__REQUIREMENT__:
Of the lines in the data below, count the ones holding the string "this", and answer with that number only.

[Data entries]

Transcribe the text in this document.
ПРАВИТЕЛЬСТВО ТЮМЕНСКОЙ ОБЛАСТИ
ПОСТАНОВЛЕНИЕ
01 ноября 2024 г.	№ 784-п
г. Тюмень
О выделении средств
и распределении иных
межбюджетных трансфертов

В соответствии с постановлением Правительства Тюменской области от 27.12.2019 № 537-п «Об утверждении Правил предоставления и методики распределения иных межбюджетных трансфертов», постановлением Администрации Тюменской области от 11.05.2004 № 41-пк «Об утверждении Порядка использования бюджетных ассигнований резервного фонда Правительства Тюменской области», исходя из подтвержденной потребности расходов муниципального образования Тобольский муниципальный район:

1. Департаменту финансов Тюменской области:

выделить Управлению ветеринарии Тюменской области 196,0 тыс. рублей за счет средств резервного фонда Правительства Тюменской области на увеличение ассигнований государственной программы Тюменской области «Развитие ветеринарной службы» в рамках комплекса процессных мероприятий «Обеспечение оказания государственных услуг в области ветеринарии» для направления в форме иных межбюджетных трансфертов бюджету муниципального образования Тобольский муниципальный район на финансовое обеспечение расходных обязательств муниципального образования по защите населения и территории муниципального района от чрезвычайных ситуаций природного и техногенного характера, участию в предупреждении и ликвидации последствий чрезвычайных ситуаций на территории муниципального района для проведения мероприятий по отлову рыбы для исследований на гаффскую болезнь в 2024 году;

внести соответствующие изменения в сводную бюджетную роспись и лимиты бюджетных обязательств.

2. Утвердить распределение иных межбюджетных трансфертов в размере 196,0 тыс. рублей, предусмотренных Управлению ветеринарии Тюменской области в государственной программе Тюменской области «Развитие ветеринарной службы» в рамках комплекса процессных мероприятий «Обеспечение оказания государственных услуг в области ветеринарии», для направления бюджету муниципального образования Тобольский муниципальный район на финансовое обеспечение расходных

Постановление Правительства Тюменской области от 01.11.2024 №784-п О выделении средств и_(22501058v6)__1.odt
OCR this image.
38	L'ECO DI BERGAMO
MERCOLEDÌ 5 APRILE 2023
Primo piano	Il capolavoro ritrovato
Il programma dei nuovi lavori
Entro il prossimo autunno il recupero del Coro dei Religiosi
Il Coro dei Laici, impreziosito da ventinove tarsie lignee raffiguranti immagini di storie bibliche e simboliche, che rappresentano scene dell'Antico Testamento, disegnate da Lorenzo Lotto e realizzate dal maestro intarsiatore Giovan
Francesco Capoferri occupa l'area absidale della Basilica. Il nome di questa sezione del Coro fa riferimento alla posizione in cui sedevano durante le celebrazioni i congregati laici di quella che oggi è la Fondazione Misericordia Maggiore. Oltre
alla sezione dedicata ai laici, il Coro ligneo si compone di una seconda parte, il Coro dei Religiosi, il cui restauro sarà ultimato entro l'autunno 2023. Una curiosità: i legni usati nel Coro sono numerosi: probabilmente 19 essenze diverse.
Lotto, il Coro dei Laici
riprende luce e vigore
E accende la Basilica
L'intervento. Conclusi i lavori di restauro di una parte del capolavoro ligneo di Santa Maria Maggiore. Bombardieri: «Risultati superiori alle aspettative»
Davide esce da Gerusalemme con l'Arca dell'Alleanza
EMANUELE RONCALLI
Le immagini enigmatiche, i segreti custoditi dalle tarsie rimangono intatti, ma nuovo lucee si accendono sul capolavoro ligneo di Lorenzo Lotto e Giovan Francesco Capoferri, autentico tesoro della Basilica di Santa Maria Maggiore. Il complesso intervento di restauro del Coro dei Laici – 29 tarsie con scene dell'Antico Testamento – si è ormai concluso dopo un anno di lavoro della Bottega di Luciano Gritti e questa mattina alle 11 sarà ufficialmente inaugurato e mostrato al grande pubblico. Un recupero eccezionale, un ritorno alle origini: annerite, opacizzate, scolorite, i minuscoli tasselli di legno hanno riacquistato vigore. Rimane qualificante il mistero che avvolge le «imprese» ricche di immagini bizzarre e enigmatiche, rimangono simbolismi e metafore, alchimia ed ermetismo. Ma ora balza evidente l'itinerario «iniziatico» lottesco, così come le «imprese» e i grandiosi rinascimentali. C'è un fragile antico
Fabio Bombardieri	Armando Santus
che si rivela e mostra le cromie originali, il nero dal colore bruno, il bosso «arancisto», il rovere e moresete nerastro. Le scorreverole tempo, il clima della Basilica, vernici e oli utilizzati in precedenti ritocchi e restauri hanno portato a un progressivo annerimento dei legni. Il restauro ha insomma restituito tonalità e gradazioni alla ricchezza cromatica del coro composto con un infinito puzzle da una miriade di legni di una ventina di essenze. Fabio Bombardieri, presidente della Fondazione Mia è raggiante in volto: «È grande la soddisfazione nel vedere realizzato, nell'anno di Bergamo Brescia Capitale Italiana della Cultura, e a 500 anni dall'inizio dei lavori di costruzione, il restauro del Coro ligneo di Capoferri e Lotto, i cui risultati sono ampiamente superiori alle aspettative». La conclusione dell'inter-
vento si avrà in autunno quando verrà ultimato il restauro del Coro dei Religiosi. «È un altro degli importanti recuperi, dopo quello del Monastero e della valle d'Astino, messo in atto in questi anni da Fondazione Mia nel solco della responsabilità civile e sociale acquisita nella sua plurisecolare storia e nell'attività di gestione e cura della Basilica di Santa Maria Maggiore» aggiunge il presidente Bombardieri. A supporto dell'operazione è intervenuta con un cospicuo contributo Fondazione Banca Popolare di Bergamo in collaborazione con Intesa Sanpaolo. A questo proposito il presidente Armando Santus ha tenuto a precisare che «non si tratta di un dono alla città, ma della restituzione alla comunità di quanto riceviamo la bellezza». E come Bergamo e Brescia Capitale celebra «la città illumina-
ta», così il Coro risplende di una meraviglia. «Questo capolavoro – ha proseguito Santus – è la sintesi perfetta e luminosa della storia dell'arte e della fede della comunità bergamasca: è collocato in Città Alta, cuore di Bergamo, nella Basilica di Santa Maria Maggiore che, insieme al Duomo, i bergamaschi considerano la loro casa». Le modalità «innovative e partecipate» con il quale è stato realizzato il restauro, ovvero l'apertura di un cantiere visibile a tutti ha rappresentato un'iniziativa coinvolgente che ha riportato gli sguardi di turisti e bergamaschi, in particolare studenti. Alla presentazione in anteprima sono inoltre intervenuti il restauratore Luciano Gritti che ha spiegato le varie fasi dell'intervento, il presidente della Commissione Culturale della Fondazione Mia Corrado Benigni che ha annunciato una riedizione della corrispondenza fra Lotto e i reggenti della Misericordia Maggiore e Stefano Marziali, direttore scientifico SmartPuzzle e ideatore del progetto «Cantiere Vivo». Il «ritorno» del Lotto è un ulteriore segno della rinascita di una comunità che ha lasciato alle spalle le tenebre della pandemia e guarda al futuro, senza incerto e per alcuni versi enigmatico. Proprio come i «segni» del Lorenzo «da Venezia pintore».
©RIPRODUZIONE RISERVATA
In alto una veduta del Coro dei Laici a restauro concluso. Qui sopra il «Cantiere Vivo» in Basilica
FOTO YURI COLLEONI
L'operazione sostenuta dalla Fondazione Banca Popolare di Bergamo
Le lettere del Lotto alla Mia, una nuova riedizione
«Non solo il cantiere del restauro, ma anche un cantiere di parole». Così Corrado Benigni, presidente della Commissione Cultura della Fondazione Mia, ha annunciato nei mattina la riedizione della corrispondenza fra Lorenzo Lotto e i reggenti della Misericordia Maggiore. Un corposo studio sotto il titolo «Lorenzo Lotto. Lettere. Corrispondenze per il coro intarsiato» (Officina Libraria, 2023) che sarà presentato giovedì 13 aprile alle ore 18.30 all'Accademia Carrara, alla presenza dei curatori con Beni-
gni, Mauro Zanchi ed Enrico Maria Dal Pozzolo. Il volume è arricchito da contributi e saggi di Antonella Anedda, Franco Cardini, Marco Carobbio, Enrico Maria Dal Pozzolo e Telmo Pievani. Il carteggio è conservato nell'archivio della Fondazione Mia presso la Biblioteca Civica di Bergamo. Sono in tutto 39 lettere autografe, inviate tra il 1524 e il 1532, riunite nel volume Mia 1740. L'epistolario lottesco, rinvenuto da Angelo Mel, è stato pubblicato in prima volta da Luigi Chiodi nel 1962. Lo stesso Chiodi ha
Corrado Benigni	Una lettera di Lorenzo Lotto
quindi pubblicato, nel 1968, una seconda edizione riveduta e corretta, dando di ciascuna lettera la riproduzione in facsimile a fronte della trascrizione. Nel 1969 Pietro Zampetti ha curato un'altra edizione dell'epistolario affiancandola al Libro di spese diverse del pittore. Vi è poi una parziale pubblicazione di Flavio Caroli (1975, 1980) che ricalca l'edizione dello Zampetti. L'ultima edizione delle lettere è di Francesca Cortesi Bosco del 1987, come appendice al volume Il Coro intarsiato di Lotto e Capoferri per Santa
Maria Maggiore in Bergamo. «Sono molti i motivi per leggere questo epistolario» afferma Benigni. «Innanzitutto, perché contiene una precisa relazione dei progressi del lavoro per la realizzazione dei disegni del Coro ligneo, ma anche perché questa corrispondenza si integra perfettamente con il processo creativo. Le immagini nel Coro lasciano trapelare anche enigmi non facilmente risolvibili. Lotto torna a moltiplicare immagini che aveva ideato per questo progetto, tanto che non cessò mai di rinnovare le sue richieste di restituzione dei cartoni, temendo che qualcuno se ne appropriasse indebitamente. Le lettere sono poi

__EXERCISE OUTPUT__:
2